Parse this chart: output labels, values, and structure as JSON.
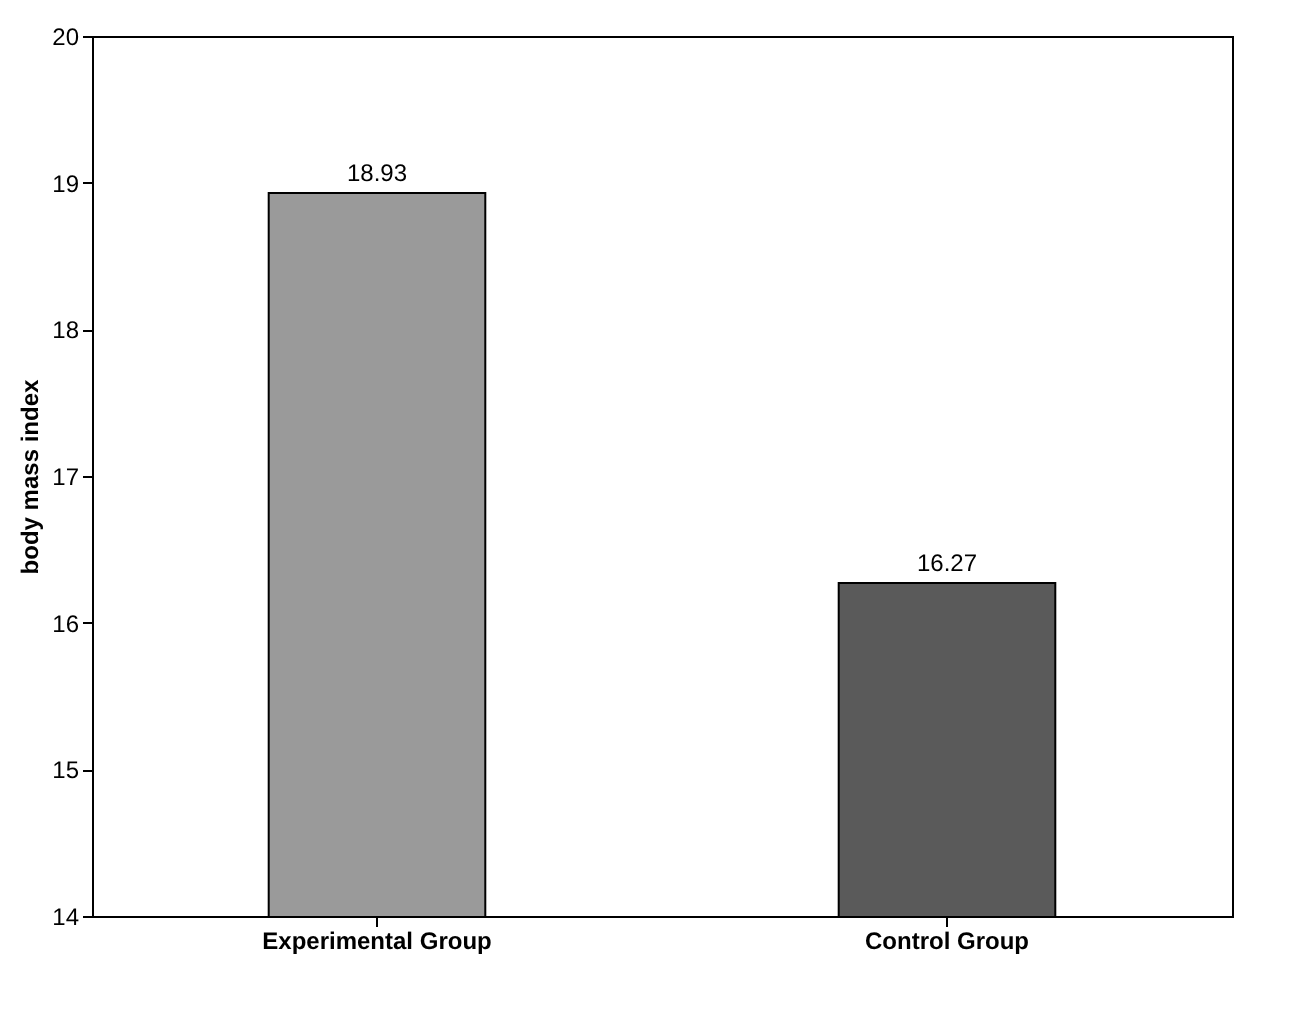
{
  "chart_data": {
    "type": "bar",
    "ylabel": "body mass index",
    "categories": [
      "Experimental Group",
      "Control Group"
    ],
    "values": [
      18.93,
      16.27
    ],
    "colors": [
      "#9a9a9a",
      "#5a5a5a"
    ],
    "ylim": [
      14,
      20
    ],
    "yticks": [
      14,
      15,
      16,
      17,
      18,
      19,
      20
    ],
    "data_labels": true,
    "grid": false
  }
}
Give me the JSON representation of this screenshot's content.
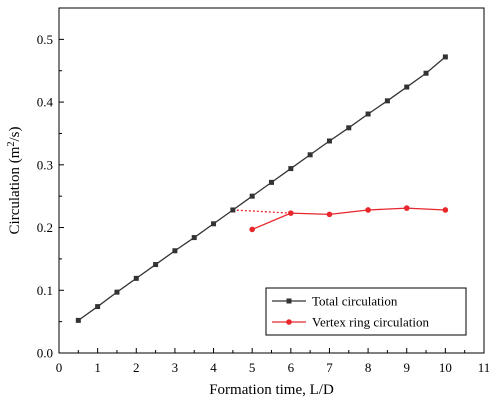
{
  "chart_data": {
    "type": "line",
    "xlabel": "Formation time, L/D",
    "ylabel_prefix": "Circulation (m",
    "ylabel_sup": "2",
    "ylabel_suffix": "/s)",
    "xlim": [
      0,
      11
    ],
    "ylim": [
      0.0,
      0.55
    ],
    "xticks": [
      0,
      1,
      2,
      3,
      4,
      5,
      6,
      7,
      8,
      9,
      10,
      11
    ],
    "xtick_labels": [
      "0",
      "1",
      "2",
      "3",
      "4",
      "5",
      "6",
      "7",
      "8",
      "9",
      "10",
      "11"
    ],
    "yticks": [
      0.0,
      0.1,
      0.2,
      0.3,
      0.4,
      0.5
    ],
    "ytick_labels": [
      "0.0",
      "0.1",
      "0.2",
      "0.3",
      "0.4",
      "0.5"
    ],
    "grid": false,
    "legend_position": "bottom-right",
    "series": [
      {
        "name": "Total circulation",
        "color": "#333333",
        "marker": "square",
        "x": [
          0.5,
          1.0,
          1.5,
          2.0,
          2.5,
          3.0,
          3.5,
          4.0,
          4.5,
          5.0,
          5.5,
          6.0,
          6.5,
          7.0,
          7.5,
          8.0,
          8.5,
          9.0,
          9.5,
          10.0
        ],
        "y": [
          0.052,
          0.074,
          0.097,
          0.119,
          0.141,
          0.163,
          0.184,
          0.206,
          0.228,
          0.25,
          0.272,
          0.294,
          0.316,
          0.338,
          0.359,
          0.381,
          0.402,
          0.424,
          0.446,
          0.472
        ]
      },
      {
        "name": "Vertex ring circulation",
        "color": "#e8262b",
        "marker": "circle",
        "x": [
          5,
          6,
          7,
          8,
          9,
          10
        ],
        "y": [
          0.197,
          0.223,
          0.221,
          0.228,
          0.231,
          0.228
        ]
      }
    ],
    "annotations": [
      {
        "type": "dotted-connector",
        "color": "#e8262b",
        "from": [
          4.5,
          0.228
        ],
        "to": [
          6,
          0.223
        ]
      }
    ]
  }
}
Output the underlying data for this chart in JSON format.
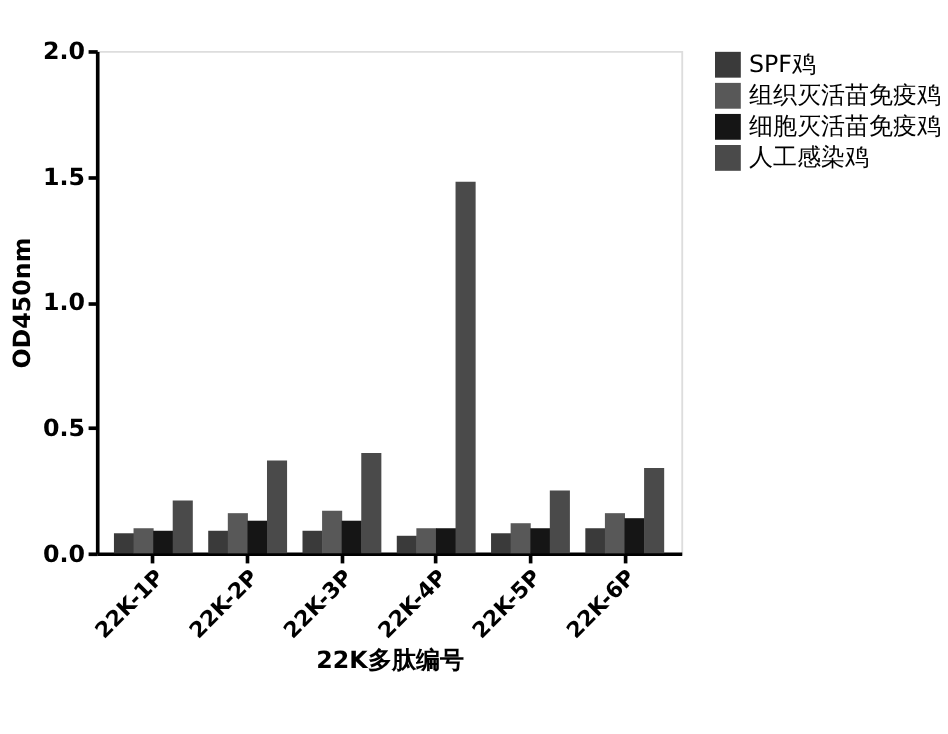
{
  "chart_data": {
    "type": "bar",
    "xlabel": "22K多肽编号",
    "ylabel": "OD450nm",
    "categories": [
      "22K-1P",
      "22K-2P",
      "22K-3P",
      "22K-4P",
      "22K-5P",
      "22K-6P"
    ],
    "series": [
      {
        "name": "SPF鸡",
        "color": "#3a3a3a",
        "values": [
          0.08,
          0.09,
          0.09,
          0.07,
          0.08,
          0.1
        ]
      },
      {
        "name": "组织灭活苗免疫鸡",
        "color": "#585858",
        "values": [
          0.1,
          0.16,
          0.17,
          0.1,
          0.12,
          0.16
        ]
      },
      {
        "name": "细胞灭活苗免疫鸡",
        "color": "#151515",
        "values": [
          0.09,
          0.13,
          0.13,
          0.1,
          0.1,
          0.14
        ]
      },
      {
        "name": "人工感染鸡",
        "color": "#4a4a4a",
        "values": [
          0.21,
          0.37,
          0.4,
          1.48,
          0.25,
          0.34
        ]
      }
    ],
    "ylim": [
      0,
      2.0
    ],
    "yticks": [
      {
        "value": 0,
        "label": "0.0"
      },
      0.5,
      {
        "value": 1,
        "label": "1.0"
      },
      1.5,
      {
        "value": 2,
        "label": "2.0"
      }
    ],
    "grid": false,
    "legend": "top right"
  }
}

§ Written instruction: Report all lines of the data above that include the string "JSON".

§ Result below:
Parse this chart: output labels, values, and structure as JSON.
Give me the JSON representation of this screenshot's content.
Output the underlying data for this chart in JSON format.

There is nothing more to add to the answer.